*Your goal*:
Using the data below, gather each line that includes the word "There".

*Available data*:
┌────────

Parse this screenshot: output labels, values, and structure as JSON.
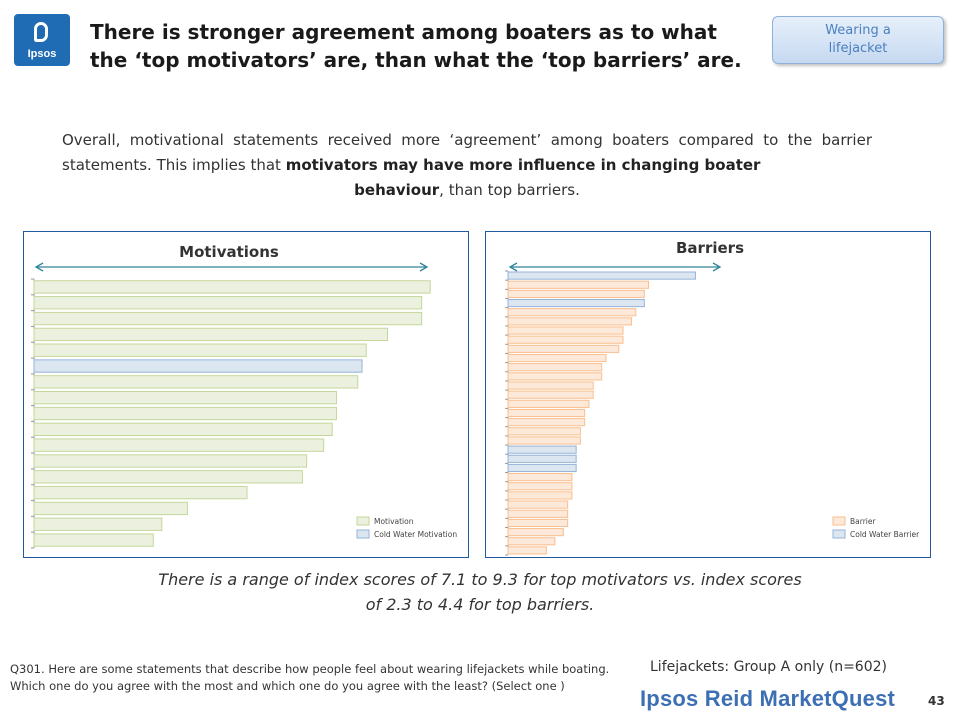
{
  "logo": {
    "text": "Ipsos"
  },
  "title": "There is stronger agreement among boaters as to what the ‘top motivators’ are, than what the ‘top barriers’ are.",
  "tag": "Wearing a lifejacket",
  "intro": {
    "part1": "Overall, motivational statements received more ‘agreement’  among boaters compared to the barrier statements. This implies that ",
    "bold": "motivators may have more influence in changing boater",
    "bold2": "behaviour",
    "part2": ",  than top barriers."
  },
  "colors": {
    "motivation": "#ebf1de",
    "motivation_border": "#c4d79b",
    "cold_water": "#dce6f1",
    "cold_water_border": "#95b3d7",
    "barrier": "#fde9d9",
    "barrier_border": "#fabf8f",
    "arrow": "#31859c",
    "frame": "#1f5a9e"
  },
  "chart_data": [
    {
      "type": "bar",
      "orientation": "horizontal",
      "title": "Motivations",
      "legend": [
        "Motivation",
        "Cold Water Motivation"
      ],
      "legend_position": "bottom-right",
      "values": [
        9.3,
        9.1,
        9.1,
        8.3,
        7.8,
        7.7,
        7.6,
        7.1,
        7.1,
        7.0,
        6.8,
        6.4,
        6.3,
        5.0,
        3.6,
        3.0,
        2.8
      ],
      "groups": [
        "Motivation",
        "Motivation",
        "Motivation",
        "Motivation",
        "Motivation",
        "Cold Water Motivation",
        "Motivation",
        "Motivation",
        "Motivation",
        "Motivation",
        "Motivation",
        "Motivation",
        "Motivation",
        "Motivation",
        "Motivation",
        "Motivation",
        "Motivation"
      ],
      "xlim": [
        0,
        9.5
      ]
    },
    {
      "type": "bar",
      "orientation": "horizontal",
      "title": "Barriers",
      "legend": [
        "Barrier",
        "Cold Water Barrier"
      ],
      "legend_position": "bottom-right",
      "values": [
        4.4,
        3.3,
        3.2,
        3.2,
        3.0,
        2.9,
        2.7,
        2.7,
        2.6,
        2.3,
        2.2,
        2.2,
        2.0,
        2.0,
        1.9,
        1.8,
        1.8,
        1.7,
        1.7,
        1.6,
        1.6,
        1.6,
        1.5,
        1.5,
        1.5,
        1.4,
        1.4,
        1.4,
        1.3,
        1.1,
        0.9
      ],
      "groups": [
        "Cold Water Barrier",
        "Barrier",
        "Barrier",
        "Cold Water Barrier",
        "Barrier",
        "Barrier",
        "Barrier",
        "Barrier",
        "Barrier",
        "Barrier",
        "Barrier",
        "Barrier",
        "Barrier",
        "Barrier",
        "Barrier",
        "Barrier",
        "Barrier",
        "Barrier",
        "Barrier",
        "Cold Water Barrier",
        "Cold Water Barrier",
        "Cold Water Barrier",
        "Barrier",
        "Barrier",
        "Barrier",
        "Barrier",
        "Barrier",
        "Barrier",
        "Barrier",
        "Barrier",
        "Barrier"
      ],
      "xlim": [
        0,
        9.5
      ]
    }
  ],
  "summary": "There is a range of index scores of 7.1 to 9.3 for top motivators vs. index scores of 2.3 to 4.4 for top barriers.",
  "question": "Q301. Here are some statements that describe how people feel about wearing lifejackets while boating. Which one do you agree with the most and which one do you agree with the least?   (Select one )",
  "sample": "Lifejackets: Group A only (n=602)",
  "brand": "Ipsos Reid MarketQuest",
  "page_number": "43"
}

└────────

*The result*:
  "title": "There is stronger agreement among boaters as to what the ‘top motivators’ are, than what the ‘top barriers’ are.",
  "summary": "There is a range of index scores of 7.1 to 9.3 for top motivators vs. index scores of 2.3 to 4.4 for top barriers.",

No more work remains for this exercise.